Collected data
· · · · · · ·

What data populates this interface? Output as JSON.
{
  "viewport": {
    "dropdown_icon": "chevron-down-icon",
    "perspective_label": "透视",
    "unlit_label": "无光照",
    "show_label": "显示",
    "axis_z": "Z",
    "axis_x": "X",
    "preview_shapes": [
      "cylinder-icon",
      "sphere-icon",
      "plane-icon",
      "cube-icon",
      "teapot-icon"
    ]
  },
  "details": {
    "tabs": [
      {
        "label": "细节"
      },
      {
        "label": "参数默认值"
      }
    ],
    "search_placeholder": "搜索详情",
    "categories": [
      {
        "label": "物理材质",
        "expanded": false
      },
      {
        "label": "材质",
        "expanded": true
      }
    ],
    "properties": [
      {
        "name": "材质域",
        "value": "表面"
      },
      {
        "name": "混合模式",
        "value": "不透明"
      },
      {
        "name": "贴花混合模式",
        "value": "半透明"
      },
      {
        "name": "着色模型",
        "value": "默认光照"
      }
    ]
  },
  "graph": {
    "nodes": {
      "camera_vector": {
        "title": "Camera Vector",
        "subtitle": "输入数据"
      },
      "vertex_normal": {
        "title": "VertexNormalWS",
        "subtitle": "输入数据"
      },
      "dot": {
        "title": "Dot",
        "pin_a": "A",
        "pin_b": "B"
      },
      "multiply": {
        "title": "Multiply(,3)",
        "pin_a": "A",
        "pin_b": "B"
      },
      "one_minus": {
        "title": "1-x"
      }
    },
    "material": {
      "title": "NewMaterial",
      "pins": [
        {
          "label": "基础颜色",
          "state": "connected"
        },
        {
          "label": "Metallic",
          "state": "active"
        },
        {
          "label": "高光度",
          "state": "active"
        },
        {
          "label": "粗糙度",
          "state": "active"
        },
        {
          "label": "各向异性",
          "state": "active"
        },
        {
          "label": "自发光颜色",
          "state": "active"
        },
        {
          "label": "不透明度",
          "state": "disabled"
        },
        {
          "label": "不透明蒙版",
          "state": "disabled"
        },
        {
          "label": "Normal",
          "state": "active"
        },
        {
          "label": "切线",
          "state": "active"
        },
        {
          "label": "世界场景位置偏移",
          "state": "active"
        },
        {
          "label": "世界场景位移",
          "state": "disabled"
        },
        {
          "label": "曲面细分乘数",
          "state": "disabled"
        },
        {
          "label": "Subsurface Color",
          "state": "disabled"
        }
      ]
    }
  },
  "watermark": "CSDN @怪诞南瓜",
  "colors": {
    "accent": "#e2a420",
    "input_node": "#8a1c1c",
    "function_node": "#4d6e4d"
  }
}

· · · · · · ·

* _GOAL_:
Go through the records above, find every line with the word "name", and list those lines.

* _FINAL RESULT_:
        "name": "材质域",
        "name": "混合模式",
        "name": "贴花混合模式",
        "name": "着色模型",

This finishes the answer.